## START Supplied records

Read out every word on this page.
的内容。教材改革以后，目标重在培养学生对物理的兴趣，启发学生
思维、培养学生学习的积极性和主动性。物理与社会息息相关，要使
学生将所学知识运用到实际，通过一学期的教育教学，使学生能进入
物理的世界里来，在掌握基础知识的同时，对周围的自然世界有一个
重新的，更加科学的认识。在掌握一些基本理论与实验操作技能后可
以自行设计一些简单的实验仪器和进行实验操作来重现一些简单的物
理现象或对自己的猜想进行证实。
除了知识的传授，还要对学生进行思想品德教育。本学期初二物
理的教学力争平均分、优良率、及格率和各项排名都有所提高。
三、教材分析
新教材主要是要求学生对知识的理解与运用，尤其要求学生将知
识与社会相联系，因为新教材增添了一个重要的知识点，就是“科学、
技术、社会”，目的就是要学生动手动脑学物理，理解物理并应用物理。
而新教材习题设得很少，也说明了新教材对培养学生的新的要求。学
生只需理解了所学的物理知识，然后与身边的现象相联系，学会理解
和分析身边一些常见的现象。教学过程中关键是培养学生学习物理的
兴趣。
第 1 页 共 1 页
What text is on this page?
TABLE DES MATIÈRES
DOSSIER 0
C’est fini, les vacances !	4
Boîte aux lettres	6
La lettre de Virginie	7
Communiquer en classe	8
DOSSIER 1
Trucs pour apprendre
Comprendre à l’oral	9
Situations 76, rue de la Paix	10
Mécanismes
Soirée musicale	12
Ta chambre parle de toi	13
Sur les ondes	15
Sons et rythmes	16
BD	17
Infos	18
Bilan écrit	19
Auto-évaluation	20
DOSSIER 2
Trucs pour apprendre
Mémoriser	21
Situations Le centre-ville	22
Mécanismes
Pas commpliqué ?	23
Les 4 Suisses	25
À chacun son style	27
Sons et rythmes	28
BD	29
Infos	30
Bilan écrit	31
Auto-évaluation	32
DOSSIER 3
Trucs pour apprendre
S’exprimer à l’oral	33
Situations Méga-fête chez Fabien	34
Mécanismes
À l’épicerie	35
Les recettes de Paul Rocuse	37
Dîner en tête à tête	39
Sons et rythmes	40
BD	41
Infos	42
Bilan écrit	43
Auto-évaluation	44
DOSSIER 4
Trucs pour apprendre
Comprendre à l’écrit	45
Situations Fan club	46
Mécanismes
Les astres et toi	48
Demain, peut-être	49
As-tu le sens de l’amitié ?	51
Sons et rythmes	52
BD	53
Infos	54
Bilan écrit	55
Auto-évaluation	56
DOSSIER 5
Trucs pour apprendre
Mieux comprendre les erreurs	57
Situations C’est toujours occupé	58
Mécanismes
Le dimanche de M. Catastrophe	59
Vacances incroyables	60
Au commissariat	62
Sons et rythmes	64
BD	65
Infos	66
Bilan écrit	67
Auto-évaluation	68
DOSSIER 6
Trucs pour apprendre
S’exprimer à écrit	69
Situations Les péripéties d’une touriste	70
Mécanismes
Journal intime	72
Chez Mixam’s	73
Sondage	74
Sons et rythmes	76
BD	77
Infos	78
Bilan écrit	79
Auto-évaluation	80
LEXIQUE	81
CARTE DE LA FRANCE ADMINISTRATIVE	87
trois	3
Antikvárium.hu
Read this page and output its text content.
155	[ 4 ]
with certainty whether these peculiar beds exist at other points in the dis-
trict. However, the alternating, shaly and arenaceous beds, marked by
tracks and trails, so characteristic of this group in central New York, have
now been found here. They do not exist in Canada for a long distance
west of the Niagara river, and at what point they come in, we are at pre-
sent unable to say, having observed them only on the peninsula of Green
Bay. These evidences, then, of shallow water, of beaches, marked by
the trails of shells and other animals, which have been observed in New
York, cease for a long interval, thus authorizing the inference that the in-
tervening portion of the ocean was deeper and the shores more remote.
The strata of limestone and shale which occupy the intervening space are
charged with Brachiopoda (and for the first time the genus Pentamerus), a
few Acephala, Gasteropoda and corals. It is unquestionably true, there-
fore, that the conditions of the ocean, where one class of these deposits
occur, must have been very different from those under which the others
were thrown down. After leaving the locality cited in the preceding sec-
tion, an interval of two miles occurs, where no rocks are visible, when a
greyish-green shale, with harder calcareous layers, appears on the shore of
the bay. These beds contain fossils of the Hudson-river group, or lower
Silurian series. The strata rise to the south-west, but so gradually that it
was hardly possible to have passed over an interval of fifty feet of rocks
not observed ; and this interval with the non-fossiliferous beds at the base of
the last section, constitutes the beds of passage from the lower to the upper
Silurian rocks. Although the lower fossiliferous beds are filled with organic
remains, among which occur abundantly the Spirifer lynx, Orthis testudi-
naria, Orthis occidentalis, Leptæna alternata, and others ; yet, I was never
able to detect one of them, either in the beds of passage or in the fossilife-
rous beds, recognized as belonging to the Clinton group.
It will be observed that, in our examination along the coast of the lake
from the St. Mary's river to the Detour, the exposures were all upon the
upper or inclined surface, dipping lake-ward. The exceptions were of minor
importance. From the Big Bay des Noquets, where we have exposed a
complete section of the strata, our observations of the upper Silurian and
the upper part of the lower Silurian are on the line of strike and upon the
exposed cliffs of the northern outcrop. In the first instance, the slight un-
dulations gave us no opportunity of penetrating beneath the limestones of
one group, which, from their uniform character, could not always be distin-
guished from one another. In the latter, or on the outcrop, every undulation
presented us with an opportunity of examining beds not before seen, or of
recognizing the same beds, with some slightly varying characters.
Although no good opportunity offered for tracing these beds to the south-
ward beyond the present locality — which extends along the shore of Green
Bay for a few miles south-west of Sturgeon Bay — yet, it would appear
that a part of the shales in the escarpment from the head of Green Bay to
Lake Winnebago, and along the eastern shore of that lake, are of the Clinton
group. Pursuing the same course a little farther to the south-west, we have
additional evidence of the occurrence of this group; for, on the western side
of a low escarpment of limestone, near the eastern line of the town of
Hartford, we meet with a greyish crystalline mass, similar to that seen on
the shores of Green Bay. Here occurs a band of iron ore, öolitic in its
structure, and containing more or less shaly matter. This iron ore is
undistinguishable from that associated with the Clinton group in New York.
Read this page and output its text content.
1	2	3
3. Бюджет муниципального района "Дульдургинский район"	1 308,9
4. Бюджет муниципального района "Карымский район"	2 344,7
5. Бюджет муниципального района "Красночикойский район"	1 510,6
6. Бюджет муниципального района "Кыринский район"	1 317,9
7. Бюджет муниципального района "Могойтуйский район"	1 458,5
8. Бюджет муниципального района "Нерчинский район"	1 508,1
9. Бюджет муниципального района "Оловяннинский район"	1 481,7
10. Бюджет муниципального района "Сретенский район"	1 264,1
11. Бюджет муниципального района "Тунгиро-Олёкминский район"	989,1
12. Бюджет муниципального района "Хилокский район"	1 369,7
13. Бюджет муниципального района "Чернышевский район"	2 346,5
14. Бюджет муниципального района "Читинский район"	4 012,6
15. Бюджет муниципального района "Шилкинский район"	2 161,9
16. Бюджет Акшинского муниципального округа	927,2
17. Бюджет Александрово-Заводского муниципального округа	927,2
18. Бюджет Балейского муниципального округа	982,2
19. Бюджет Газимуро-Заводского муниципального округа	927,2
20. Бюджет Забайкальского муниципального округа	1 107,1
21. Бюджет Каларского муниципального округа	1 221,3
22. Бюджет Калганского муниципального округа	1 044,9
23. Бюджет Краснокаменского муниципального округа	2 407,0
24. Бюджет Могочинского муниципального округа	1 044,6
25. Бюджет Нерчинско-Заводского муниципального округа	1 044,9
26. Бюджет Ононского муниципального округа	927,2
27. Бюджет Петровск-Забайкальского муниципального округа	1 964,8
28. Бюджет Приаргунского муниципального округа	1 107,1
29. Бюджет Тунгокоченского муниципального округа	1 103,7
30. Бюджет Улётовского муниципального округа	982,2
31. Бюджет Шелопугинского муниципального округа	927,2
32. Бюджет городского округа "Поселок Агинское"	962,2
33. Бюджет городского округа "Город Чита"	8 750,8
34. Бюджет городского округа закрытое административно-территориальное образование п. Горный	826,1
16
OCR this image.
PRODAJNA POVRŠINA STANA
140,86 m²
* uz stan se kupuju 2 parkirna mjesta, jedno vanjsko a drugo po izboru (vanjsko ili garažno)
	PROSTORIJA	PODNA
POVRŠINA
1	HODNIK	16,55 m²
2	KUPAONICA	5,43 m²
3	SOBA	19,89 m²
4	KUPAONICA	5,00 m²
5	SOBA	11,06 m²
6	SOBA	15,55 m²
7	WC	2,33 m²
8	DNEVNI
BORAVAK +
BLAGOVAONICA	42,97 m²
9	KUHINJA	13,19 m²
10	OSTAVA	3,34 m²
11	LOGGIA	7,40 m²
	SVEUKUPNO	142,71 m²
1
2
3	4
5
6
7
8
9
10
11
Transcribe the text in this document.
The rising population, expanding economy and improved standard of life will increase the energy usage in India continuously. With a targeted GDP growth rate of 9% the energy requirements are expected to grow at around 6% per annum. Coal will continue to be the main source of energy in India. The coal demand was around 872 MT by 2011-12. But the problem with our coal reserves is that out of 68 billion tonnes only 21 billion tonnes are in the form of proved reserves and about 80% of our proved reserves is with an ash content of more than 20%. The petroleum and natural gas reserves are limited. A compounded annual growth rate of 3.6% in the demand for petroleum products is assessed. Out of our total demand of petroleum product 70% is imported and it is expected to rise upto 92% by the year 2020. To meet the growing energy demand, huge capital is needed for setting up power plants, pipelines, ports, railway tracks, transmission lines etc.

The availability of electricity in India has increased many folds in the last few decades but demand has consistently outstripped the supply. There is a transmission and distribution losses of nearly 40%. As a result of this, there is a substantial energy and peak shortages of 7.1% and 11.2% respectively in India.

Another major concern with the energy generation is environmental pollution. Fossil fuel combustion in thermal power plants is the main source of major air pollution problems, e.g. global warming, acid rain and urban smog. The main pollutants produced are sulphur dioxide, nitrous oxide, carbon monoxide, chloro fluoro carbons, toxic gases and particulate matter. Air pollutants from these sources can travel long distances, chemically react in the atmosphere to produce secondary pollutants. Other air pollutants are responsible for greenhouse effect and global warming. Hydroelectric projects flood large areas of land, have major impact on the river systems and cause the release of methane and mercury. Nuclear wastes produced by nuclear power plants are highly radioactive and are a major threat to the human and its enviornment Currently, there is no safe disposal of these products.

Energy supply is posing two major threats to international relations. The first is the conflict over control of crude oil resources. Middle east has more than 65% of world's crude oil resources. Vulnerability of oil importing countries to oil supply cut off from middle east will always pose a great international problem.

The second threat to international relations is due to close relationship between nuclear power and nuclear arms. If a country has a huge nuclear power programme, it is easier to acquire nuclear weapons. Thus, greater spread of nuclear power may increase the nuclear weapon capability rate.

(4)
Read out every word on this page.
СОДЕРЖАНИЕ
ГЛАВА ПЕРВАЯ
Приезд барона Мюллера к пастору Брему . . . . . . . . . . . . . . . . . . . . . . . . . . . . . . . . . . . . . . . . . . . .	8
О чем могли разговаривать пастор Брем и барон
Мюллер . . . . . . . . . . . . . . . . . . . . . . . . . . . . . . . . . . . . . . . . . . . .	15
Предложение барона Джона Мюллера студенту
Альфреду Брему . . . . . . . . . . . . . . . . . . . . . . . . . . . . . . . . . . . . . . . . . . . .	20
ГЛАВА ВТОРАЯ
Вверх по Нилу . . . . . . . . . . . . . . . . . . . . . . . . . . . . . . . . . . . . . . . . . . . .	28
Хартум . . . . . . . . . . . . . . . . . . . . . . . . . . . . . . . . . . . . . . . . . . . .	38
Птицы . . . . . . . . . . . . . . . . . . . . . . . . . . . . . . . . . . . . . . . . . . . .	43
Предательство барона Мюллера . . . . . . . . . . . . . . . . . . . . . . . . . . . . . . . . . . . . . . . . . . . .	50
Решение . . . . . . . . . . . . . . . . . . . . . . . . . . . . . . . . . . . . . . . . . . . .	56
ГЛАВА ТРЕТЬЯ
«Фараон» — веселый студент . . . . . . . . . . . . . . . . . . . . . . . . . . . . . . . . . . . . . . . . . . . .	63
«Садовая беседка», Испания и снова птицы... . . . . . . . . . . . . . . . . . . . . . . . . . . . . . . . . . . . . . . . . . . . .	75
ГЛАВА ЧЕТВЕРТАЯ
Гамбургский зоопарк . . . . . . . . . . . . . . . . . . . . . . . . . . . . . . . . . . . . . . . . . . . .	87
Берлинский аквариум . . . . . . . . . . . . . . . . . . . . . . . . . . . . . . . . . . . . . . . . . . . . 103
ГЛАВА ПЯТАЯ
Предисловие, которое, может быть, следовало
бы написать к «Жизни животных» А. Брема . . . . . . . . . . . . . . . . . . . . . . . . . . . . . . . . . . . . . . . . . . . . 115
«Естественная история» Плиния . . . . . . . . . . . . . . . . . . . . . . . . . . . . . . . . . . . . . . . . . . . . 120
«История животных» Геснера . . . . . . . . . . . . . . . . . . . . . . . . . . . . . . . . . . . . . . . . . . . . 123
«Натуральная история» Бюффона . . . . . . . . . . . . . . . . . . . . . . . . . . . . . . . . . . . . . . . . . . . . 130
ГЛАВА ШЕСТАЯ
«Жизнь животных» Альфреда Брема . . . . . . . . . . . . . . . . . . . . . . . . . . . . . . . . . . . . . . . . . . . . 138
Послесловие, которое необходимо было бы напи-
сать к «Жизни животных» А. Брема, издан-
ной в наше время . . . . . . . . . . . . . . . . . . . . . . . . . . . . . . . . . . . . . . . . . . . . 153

## END Supplied records

» What is asked: State how many lines of the material contain the string "which", with no other words.

» Expected answer: 6